> Exercise brief:
Lines holding the string "持续时间" are the ones to copy; find them all in the data.

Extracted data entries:
--
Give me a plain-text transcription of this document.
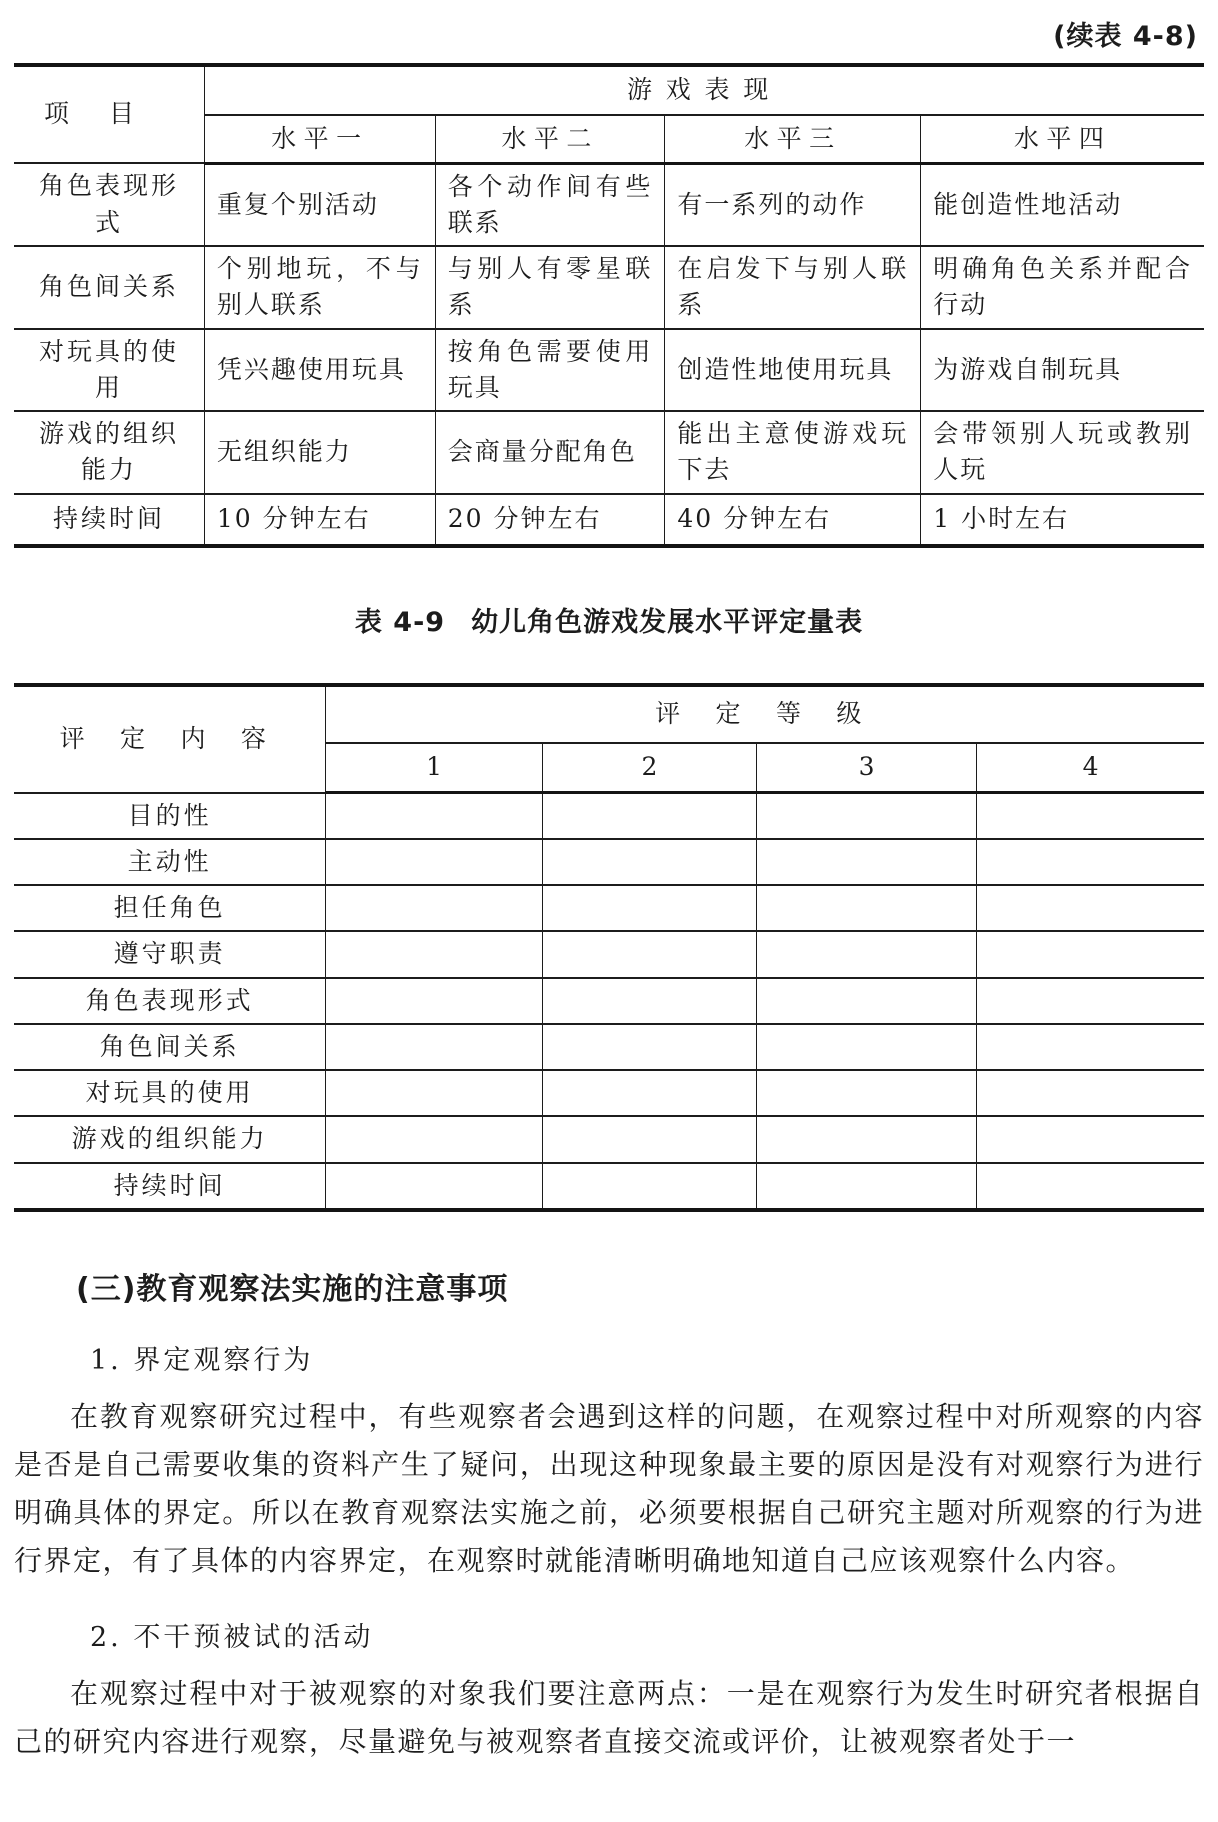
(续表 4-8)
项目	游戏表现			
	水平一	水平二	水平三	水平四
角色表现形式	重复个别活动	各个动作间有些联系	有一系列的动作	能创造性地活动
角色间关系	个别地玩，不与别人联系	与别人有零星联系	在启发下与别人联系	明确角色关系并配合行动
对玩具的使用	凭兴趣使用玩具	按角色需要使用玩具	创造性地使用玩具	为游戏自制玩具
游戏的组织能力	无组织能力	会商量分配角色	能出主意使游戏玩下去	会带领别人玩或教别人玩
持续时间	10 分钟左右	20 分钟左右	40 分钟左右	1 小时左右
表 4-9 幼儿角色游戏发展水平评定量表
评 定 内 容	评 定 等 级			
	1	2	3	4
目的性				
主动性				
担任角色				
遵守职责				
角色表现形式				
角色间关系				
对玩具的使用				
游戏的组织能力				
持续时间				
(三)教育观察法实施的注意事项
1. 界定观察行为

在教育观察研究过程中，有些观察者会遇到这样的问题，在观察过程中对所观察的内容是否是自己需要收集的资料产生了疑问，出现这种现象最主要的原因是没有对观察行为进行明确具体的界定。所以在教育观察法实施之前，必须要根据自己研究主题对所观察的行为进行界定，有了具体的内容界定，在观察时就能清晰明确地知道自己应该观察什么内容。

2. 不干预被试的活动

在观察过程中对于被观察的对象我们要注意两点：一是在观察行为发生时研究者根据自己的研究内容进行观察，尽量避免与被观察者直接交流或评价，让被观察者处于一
--
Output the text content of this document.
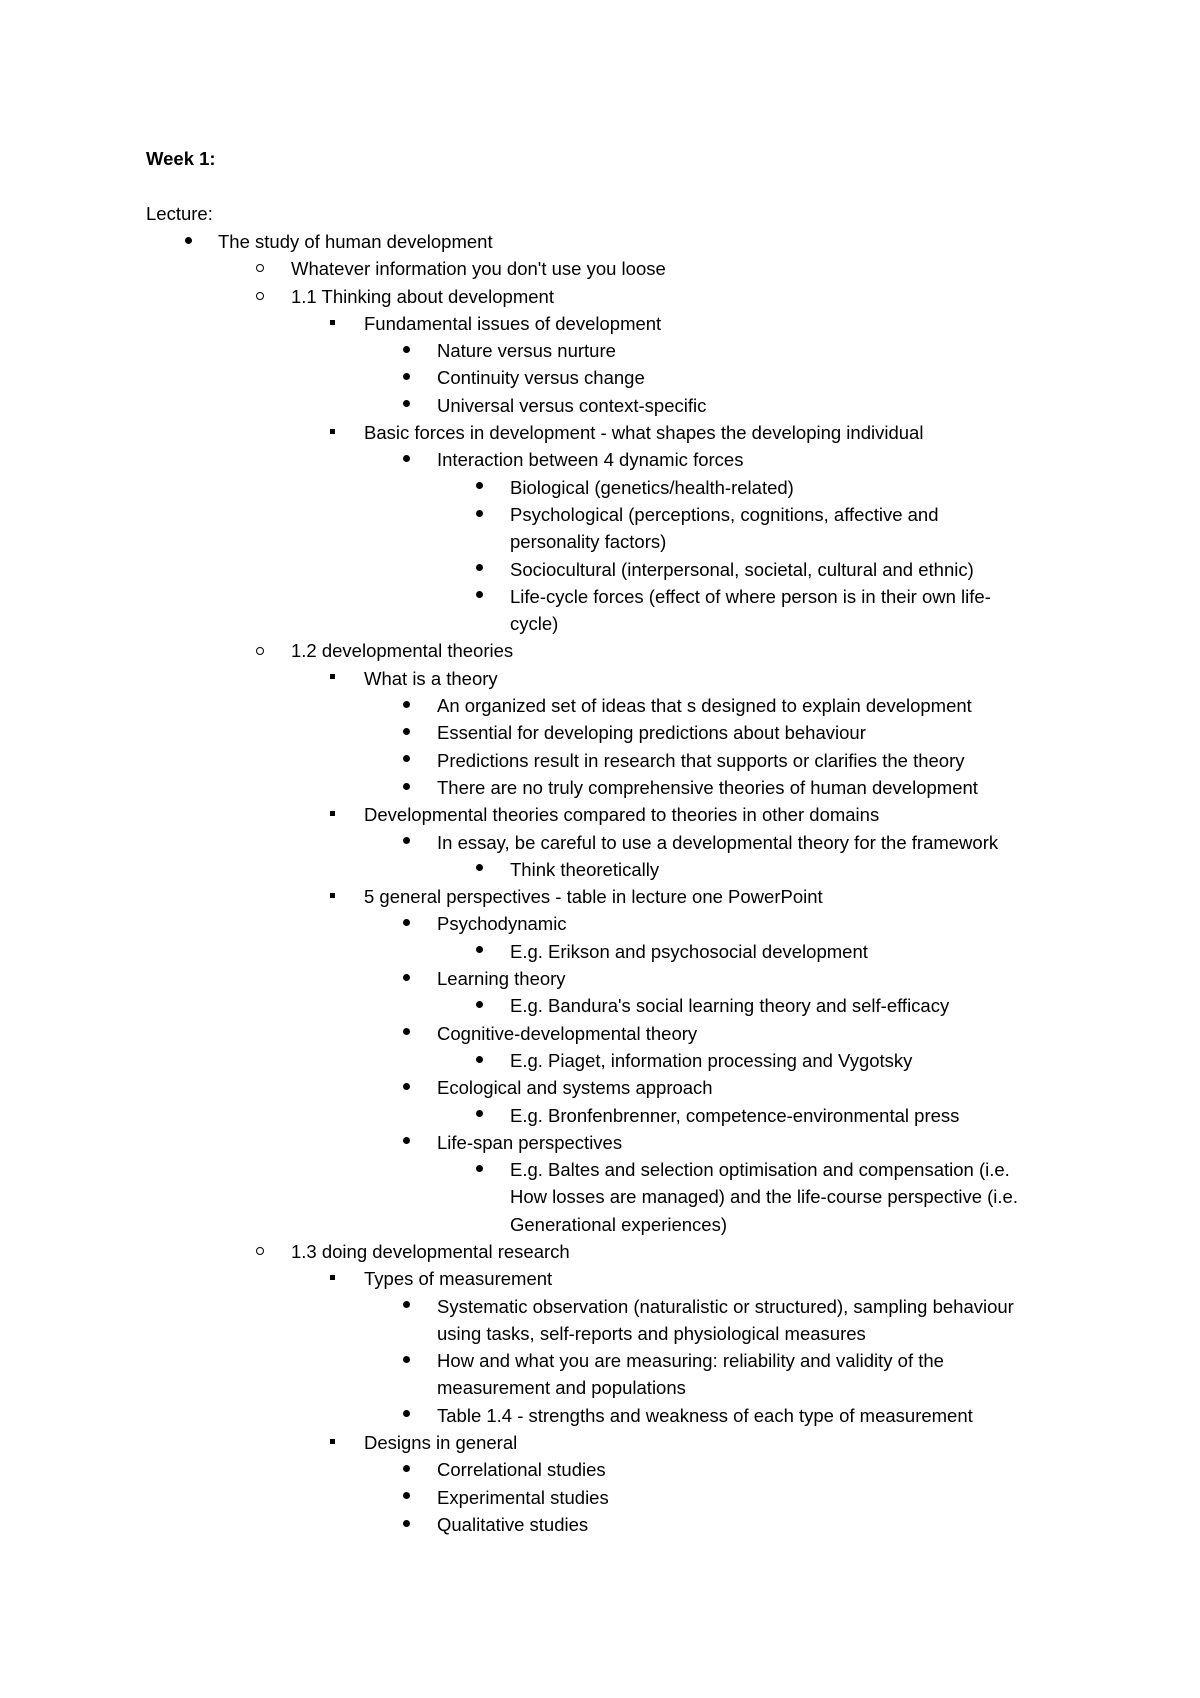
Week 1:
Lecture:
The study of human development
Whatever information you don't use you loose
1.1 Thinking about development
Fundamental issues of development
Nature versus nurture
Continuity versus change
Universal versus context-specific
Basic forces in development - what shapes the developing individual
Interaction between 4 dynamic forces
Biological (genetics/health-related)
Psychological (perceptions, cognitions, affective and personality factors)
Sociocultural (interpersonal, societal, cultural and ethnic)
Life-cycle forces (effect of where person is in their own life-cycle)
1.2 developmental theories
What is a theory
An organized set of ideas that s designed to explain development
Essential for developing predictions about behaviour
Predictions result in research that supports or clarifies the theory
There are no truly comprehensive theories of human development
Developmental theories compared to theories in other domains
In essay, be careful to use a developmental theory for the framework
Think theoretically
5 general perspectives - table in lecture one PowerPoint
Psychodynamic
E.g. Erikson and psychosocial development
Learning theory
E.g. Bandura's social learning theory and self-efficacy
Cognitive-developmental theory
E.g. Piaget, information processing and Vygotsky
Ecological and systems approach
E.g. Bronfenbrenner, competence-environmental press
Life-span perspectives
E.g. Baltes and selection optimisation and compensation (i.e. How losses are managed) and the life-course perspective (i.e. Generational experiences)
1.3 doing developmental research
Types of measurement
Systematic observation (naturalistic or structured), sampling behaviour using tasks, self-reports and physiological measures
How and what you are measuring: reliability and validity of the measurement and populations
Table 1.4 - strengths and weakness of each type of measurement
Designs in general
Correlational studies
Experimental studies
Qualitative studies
--
> Full output:
持续时间	10 分钟左右	20 分钟左右	40 分钟左右	1 小时左右
持续时间				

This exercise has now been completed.